● Your goal:
Pick out the lines containing "times".

● Provided entries:
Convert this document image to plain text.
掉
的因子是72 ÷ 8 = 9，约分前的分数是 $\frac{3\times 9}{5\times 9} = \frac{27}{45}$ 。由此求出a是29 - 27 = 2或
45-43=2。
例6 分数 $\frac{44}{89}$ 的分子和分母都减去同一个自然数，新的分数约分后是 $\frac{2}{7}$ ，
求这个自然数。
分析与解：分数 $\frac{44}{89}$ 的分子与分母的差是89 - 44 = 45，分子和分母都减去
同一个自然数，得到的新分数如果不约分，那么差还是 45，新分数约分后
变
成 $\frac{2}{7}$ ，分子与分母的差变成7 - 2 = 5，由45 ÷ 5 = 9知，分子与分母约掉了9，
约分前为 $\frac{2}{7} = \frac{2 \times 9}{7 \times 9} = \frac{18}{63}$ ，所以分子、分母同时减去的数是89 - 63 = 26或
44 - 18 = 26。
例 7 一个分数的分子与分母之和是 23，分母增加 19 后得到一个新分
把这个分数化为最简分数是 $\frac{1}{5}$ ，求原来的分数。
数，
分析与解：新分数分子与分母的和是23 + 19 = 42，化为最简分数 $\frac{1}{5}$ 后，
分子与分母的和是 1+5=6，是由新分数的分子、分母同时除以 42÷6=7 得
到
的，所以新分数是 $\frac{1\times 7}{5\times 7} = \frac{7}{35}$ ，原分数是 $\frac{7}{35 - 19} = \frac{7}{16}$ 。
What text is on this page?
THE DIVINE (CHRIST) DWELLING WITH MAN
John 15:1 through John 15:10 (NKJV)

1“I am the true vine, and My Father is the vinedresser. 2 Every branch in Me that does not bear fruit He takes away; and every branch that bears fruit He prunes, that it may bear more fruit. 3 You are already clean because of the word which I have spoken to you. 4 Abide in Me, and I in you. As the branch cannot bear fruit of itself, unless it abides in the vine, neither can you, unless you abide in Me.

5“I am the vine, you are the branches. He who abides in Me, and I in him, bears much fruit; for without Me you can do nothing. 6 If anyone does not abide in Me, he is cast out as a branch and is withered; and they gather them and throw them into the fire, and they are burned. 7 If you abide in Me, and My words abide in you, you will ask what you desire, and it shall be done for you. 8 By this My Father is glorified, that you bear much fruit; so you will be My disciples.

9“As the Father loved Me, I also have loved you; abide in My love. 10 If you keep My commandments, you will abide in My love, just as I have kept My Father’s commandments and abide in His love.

● Full output:
的因子是72 ÷ 8 = 9，约分前的分数是 $\frac{3\times 9}{5\times 9} = \frac{27}{45}$ 。由此求出a是29 - 27 = 2或
约分前为 $\frac{2}{7} = \frac{2 \times 9}{7 \times 9} = \frac{18}{63}$ ，所以分子、分母同时减去的数是89 - 63 = 26或
的，所以新分数是 $\frac{1\times 7}{5\times 7} = \frac{7}{35}$ ，原分数是 $\frac{7}{35 - 19} = \frac{7}{16}$ 。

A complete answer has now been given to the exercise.